Directive: Repeat the rows below word for word, from the very first one through the line that contains "radio-icon bbox=[619, 429, 633, 443]", including that line, and stop there.

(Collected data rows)
## Start

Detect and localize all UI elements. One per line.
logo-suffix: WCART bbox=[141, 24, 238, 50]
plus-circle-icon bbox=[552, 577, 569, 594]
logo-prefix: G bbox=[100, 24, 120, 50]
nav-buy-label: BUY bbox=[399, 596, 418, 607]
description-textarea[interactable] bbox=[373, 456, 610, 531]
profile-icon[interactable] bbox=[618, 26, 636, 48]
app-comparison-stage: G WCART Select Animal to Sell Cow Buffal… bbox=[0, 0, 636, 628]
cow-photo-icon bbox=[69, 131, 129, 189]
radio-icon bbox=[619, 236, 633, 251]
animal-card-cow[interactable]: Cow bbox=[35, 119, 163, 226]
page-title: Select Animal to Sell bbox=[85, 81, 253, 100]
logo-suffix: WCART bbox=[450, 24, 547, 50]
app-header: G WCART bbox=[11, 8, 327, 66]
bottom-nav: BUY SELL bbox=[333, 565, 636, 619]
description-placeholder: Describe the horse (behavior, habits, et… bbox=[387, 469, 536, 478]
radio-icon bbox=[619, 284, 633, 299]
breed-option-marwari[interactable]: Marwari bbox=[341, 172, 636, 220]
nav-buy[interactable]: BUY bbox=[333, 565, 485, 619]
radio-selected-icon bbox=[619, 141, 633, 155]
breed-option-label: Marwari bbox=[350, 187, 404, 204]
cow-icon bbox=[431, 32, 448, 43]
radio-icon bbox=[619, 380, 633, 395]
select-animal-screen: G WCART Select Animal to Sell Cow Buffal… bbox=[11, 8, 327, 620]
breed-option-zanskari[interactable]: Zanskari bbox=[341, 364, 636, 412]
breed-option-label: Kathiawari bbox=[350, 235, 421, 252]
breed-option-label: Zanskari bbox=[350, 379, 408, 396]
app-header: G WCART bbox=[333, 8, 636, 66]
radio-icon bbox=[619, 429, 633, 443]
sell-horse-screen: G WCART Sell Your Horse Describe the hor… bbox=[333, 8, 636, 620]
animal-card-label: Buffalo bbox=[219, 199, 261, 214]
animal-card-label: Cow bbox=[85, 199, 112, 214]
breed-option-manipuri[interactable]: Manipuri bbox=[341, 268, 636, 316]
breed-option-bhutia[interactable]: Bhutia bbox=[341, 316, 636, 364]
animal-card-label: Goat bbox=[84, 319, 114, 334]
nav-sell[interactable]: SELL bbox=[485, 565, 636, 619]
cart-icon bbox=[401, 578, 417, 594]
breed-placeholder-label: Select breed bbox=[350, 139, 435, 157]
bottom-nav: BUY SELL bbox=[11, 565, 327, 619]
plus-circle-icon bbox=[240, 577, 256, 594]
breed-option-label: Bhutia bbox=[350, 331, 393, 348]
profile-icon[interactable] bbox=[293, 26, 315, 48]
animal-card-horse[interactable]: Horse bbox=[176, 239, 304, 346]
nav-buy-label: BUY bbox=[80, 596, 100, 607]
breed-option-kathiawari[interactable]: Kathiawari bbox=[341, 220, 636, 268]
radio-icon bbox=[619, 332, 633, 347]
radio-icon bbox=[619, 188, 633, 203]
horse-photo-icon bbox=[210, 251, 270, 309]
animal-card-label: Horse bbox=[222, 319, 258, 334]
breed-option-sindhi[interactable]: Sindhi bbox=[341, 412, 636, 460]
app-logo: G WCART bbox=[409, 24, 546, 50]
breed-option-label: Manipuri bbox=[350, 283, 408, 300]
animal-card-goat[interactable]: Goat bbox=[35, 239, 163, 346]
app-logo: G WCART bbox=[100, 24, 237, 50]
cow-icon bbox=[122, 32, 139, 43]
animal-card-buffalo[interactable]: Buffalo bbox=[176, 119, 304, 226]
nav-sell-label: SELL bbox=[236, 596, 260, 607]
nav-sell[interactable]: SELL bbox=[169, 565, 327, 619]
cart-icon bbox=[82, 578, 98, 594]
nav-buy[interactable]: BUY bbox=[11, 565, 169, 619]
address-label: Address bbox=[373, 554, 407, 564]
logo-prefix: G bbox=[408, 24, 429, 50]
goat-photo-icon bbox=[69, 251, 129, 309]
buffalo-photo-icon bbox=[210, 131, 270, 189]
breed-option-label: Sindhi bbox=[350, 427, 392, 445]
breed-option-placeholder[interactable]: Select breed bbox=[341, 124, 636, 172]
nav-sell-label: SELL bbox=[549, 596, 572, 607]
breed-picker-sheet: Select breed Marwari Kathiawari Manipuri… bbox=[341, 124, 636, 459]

## End

Answer in full:
Detect and localize all UI elements. One per line.
logo-suffix: WCART bbox=[141, 24, 238, 50]
plus-circle-icon bbox=[552, 577, 569, 594]
logo-prefix: G bbox=[100, 24, 120, 50]
nav-buy-label: BUY bbox=[399, 596, 418, 607]
description-textarea[interactable] bbox=[373, 456, 610, 531]
profile-icon[interactable] bbox=[618, 26, 636, 48]
app-comparison-stage: G WCART Select Animal to Sell Cow Buffal… bbox=[0, 0, 636, 628]
cow-photo-icon bbox=[69, 131, 129, 189]
radio-icon bbox=[619, 236, 633, 251]
animal-card-cow[interactable]: Cow bbox=[35, 119, 163, 226]
page-title: Select Animal to Sell bbox=[85, 81, 253, 100]
logo-suffix: WCART bbox=[450, 24, 547, 50]
app-header: G WCART bbox=[11, 8, 327, 66]
bottom-nav: BUY SELL bbox=[333, 565, 636, 619]
description-placeholder: Describe the horse (behavior, habits, et… bbox=[387, 469, 536, 478]
radio-icon bbox=[619, 284, 633, 299]
breed-option-marwari[interactable]: Marwari bbox=[341, 172, 636, 220]
nav-buy[interactable]: BUY bbox=[333, 565, 485, 619]
radio-selected-icon bbox=[619, 141, 633, 155]
breed-option-label: Marwari bbox=[350, 187, 404, 204]
cow-icon bbox=[431, 32, 448, 43]
radio-icon bbox=[619, 380, 633, 395]
select-animal-screen: G WCART Select Animal to Sell Cow Buffal… bbox=[11, 8, 327, 620]
breed-option-zanskari[interactable]: Zanskari bbox=[341, 364, 636, 412]
breed-option-label: Kathiawari bbox=[350, 235, 421, 252]
breed-option-label: Zanskari bbox=[350, 379, 408, 396]
app-header: G WCART bbox=[333, 8, 636, 66]
radio-icon bbox=[619, 429, 633, 443]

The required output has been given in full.